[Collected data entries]
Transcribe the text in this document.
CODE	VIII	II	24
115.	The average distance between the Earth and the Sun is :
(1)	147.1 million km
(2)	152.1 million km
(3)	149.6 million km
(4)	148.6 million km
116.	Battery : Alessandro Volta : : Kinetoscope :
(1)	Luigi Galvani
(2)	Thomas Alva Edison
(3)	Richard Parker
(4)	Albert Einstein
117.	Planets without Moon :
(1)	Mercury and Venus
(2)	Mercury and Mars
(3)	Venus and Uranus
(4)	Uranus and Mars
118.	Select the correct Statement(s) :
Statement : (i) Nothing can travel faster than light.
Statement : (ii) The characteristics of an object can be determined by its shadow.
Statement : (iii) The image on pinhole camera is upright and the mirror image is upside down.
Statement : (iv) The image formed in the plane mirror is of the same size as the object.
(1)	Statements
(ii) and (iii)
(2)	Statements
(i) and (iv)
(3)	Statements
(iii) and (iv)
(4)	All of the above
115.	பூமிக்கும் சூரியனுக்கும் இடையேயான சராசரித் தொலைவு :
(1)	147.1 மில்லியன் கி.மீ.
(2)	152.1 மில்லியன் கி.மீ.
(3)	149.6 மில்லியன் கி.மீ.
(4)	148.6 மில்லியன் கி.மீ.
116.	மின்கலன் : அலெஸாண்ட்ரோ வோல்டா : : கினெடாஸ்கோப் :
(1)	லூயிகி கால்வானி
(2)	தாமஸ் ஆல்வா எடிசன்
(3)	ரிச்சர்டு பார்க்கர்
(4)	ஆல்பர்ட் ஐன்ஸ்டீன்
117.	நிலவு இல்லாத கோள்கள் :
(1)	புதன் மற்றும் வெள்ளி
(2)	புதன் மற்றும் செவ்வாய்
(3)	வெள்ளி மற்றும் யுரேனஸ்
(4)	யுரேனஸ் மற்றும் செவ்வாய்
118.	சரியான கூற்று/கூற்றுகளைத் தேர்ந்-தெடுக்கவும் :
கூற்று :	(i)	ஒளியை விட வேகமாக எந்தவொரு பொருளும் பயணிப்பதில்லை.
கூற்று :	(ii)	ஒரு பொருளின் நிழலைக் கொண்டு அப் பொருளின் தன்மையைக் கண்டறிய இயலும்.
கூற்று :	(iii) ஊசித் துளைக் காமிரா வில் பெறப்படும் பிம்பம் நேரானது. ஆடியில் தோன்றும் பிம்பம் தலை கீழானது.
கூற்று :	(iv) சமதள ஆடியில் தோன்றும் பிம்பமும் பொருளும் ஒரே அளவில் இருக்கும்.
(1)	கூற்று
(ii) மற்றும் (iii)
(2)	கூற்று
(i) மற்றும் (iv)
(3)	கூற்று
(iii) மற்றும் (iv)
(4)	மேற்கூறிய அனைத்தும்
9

_What you are asked to do:_
Reproduce the material exactly, with every line intact.

_Complete output:_
Transcribe the text in this document.
CODE	VIII	II	24
115.	The average distance between the Earth and the Sun is :
(1)	147.1 million km
(2)	152.1 million km
(3)	149.6 million km
(4)	148.6 million km
116.	Battery : Alessandro Volta : : Kinetoscope :
(1)	Luigi Galvani
(2)	Thomas Alva Edison
(3)	Richard Parker
(4)	Albert Einstein
117.	Planets without Moon :
(1)	Mercury and Venus
(2)	Mercury and Mars
(3)	Venus and Uranus
(4)	Uranus and Mars
118.	Select the correct Statement(s) :
Statement : (i) Nothing can travel faster than light.
Statement : (ii) The characteristics of an object can be determined by its shadow.
Statement : (iii) The image on pinhole camera is upright and the mirror image is upside down.
Statement : (iv) The image formed in the plane mirror is of the same size as the object.
(1)	Statements
(ii) and (iii)
(2)	Statements
(i) and (iv)
(3)	Statements
(iii) and (iv)
(4)	All of the above
115.	பூமிக்கும் சூரியனுக்கும் இடையேயான சராசரித் தொலைவு :
(1)	147.1 மில்லியன் கி.மீ.
(2)	152.1 மில்லியன் கி.மீ.
(3)	149.6 மில்லியன் கி.மீ.
(4)	148.6 மில்லியன் கி.மீ.
116.	மின்கலன் : அலெஸாண்ட்ரோ வோல்டா : : கினெடாஸ்கோப் :
(1)	லூயிகி கால்வானி
(2)	தாமஸ் ஆல்வா எடிசன்
(3)	ரிச்சர்டு பார்க்கர்
(4)	ஆல்பர்ட் ஐன்ஸ்டீன்
117.	நிலவு இல்லாத கோள்கள் :
(1)	புதன் மற்றும் வெள்ளி
(2)	புதன் மற்றும் செவ்வாய்
(3)	வெள்ளி மற்றும் யுரேனஸ்
(4)	யுரேனஸ் மற்றும் செவ்வாய்
118.	சரியான கூற்று/கூற்றுகளைத் தேர்ந்-தெடுக்கவும் :
கூற்று :	(i)	ஒளியை விட வேகமாக எந்தவொரு பொருளும் பயணிப்பதில்லை.
கூற்று :	(ii)	ஒரு பொருளின் நிழலைக் கொண்டு அப் பொருளின் தன்மையைக் கண்டறிய இயலும்.
கூற்று :	(iii) ஊசித் துளைக் காமிரா வில் பெறப்படும் பிம்பம் நேரானது. ஆடியில் தோன்றும் பிம்பம் தலை கீழானது.
கூற்று :	(iv) சமதள ஆடியில் தோன்றும் பிம்பமும் பொருளும் ஒரே அளவில் இருக்கும்.
(1)	கூற்று
(ii) மற்றும் (iii)
(2)	கூற்று
(i) மற்றும் (iv)
(3)	கூற்று
(iii) மற்றும் (iv)
(4)	மேற்கூறிய அனைத்தும்
9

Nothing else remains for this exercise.